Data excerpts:

= = =

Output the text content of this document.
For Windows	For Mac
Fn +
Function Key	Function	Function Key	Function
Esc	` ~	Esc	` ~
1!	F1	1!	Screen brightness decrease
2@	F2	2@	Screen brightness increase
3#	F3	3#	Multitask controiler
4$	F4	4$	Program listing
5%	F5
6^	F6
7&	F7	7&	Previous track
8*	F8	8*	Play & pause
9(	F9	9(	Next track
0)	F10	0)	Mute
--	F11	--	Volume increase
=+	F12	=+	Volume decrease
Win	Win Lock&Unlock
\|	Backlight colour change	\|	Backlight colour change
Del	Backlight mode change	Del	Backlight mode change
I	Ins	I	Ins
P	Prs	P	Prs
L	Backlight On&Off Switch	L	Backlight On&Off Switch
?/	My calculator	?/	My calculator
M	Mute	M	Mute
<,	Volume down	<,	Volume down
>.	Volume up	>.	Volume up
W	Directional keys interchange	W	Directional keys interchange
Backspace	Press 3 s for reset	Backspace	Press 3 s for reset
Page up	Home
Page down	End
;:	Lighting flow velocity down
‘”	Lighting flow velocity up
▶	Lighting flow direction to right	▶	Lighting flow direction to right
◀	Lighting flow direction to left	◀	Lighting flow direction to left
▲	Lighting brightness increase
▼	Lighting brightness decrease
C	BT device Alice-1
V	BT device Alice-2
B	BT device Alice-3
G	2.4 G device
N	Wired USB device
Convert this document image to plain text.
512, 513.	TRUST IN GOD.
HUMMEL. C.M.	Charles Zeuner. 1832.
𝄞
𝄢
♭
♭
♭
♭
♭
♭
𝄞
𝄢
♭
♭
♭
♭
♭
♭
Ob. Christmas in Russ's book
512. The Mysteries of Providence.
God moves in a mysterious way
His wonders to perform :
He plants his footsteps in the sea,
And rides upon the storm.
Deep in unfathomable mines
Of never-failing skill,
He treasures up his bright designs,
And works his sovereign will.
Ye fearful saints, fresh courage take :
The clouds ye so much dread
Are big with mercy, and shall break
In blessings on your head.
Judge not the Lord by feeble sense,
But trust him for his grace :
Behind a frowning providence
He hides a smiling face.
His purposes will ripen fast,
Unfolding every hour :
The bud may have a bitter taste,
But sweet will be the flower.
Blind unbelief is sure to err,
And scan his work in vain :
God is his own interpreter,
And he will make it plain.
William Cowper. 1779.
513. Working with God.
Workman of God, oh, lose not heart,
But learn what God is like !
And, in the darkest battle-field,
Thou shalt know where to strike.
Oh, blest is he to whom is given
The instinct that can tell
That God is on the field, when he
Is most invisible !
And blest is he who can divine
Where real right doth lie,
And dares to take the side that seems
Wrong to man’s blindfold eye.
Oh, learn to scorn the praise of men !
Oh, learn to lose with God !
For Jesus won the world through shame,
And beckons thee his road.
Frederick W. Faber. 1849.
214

= = =

WHAT TO WORK ON: Identify and extract each line of the listing that contains "with".

PROBLEM SOLUTION:
Are big with mercy, and shall break
513. Working with God.
Oh, learn to lose with God !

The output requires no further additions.